» Selected excerpt:

- - - - -

# Infj with ni fe ti si



## Lightblue (Jun 6, 2018)

Hi , I 'm an Infj -t but my cognitive functions are Ni Fe Ti Si and not Ni Fe Ti Se is it possible?


----------



## Moo Rice (Apr 9, 2018)

Lightblue said:


> Hi , I 'm an Infj -t but my cognitive functions are Ni Fe Ti Si and not Ni Fe Ti Se is it possible?


What makes you think Si over Se?


----------



## Reila (Jan 17, 2017)

There is no such thing. You can't have both Ni and Si in your main functional stack. Those two functions are similar in some ways and very contradicting in others.


----------



## Kizuna (Jul 30, 2011)

Reila said:


> There is no such thing. You can't have both Ni and Si in your main functional stack. Those two functions are similar in some ways and very contradicting in others.


I expected no less of you)))


----------



## Moo Rice (Apr 9, 2018)

Reila said:


> There is no such thing. You can't have both Ni and Si in your main functional stack. Those two functions are similar in some ways and very contradicting in others.


Agree. Besides that, I believe one also needs to have an extroverted perceiving function in their stack... (but realizing it depends on how the person describes each function and on how much they relate to that description)


----------



## alexisgates (Apr 24, 2018)

- - - - -

» Material provided:
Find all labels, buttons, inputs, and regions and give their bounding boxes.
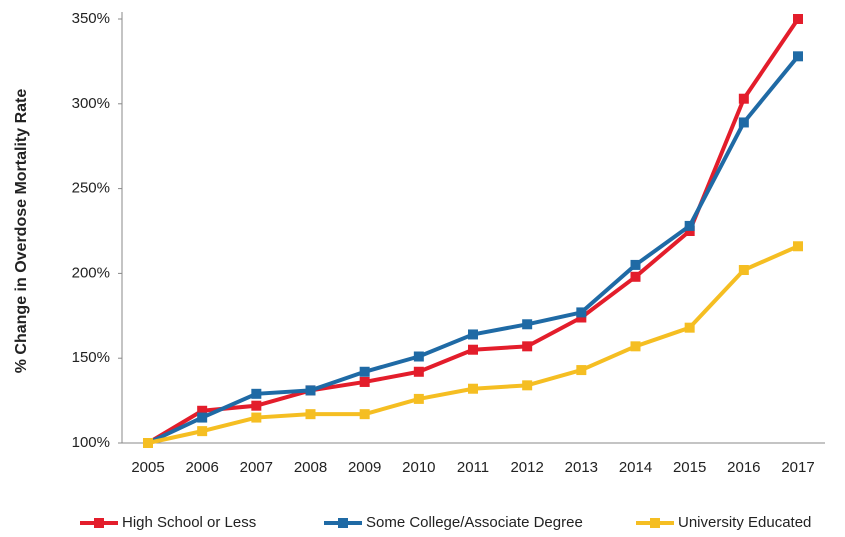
legend-label: High School or Less — [122, 514, 256, 531]
x-tick-label: 2007 — [240, 459, 273, 476]
y-tick-label: 300% — [72, 95, 110, 112]
x-tick-label: 2010 — [402, 459, 435, 476]
point-marker — [630, 271, 641, 282]
point-marker — [468, 383, 478, 394]
point-marker — [305, 409, 316, 420]
point-marker — [576, 365, 587, 376]
point-marker — [738, 265, 749, 276]
point-marker — [522, 380, 533, 391]
point-marker — [251, 412, 262, 423]
x-tick-label: 2006 — [185, 459, 218, 476]
point-marker — [738, 93, 749, 104]
x-tick-label: 2009 — [348, 459, 381, 476]
legend-label: University Educated — [678, 514, 811, 531]
point-marker — [413, 351, 424, 362]
point-marker — [738, 117, 749, 128]
legend-swatch-marker — [338, 518, 348, 528]
point-marker — [359, 409, 370, 420]
x-tick-label: 2013 — [565, 459, 598, 476]
point-marker — [576, 307, 587, 318]
point-marker — [522, 341, 533, 352]
x-tick-label: 2015 — [673, 459, 706, 476]
point-marker — [630, 259, 641, 270]
x-tick-label: 2005 — [131, 459, 164, 476]
legend-swatch-marker — [94, 518, 104, 528]
point-marker — [684, 226, 695, 236]
point-marker — [197, 426, 208, 437]
point-marker — [576, 312, 587, 323]
point-marker — [143, 438, 153, 448]
x-tick-label: 2011 — [457, 459, 489, 476]
y-tick-label: 350% — [72, 10, 110, 27]
point-marker — [197, 405, 208, 416]
point-marker — [630, 341, 641, 352]
y-tick-label: 250% — [72, 180, 110, 197]
point-marker — [793, 241, 803, 252]
y-tick-label: 200% — [72, 264, 110, 281]
point-marker — [251, 400, 262, 411]
x-tick-label: 2016 — [727, 459, 760, 476]
x-tick-label: 2014 — [619, 459, 652, 476]
series-line — [146, 17, 800, 445]
point-marker — [793, 51, 803, 62]
y-axis-title: % Change in Overdose Mortality Rate — [13, 89, 30, 374]
point-marker — [305, 385, 316, 396]
point-marker — [522, 319, 533, 330]
point-marker — [684, 220, 695, 231]
point-marker — [359, 376, 370, 387]
point-marker — [684, 322, 695, 333]
point-marker — [413, 366, 424, 377]
x-tick-label: 2008 — [294, 459, 327, 476]
point-marker — [197, 412, 208, 423]
point-marker — [359, 366, 370, 377]
point-marker — [413, 393, 424, 404]
legend-swatch-marker — [650, 518, 660, 528]
series-line — [147, 244, 799, 445]
point-marker — [468, 329, 478, 340]
y-tick-label: 150% — [72, 349, 110, 366]
x-tick-label: 2012 — [510, 459, 543, 476]
y-tick-label: 100% — [72, 434, 110, 451]
point-marker — [468, 344, 478, 355]
x-tick-label: 2017 — [781, 459, 814, 476]
point-marker — [251, 388, 262, 399]
point-marker — [793, 14, 803, 24]
legend-label: Some College/Associate Degree — [366, 514, 583, 531]
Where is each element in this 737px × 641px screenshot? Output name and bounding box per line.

- - - - -

» Parts of the exercise:
1. List the cognitive functions that Lightblue, in the forum thread on INFJ cognitive functions, says make up their own stack.
2. Write what comes next in the forum thread on INFJ cognitive functions, picking up after the last post header shown.

» Task responses:
1. Ni, Fe, Ti, Si

2.
maybe ("my cognitive functions are Ni Fe Ti Si and not Ni Fe Ti SeTE")you believe this, because you are an INFJ
with
1. ill- developed Se
2. N is not your strongest letter, you have some ISFJish tendencies


----------



## myjazz (Feb 17, 2010)

I was wondering how many people would respond to this bait


----------



## Lightblue (Jun 6, 2018)

I took many cognitive tests and I get this all the time , I hardy believe it myself


----------



## Lightblue (Jun 6, 2018)

I know , and I tried to understand it but since i'm new to this is not really simple


----------



## Lightblue (Jun 6, 2018)

N is my strongest letter I know that for sure 🙂 I think that I may have a ill-developed Se , but I wonder why


----------



## Krayfish (Nov 3, 2015)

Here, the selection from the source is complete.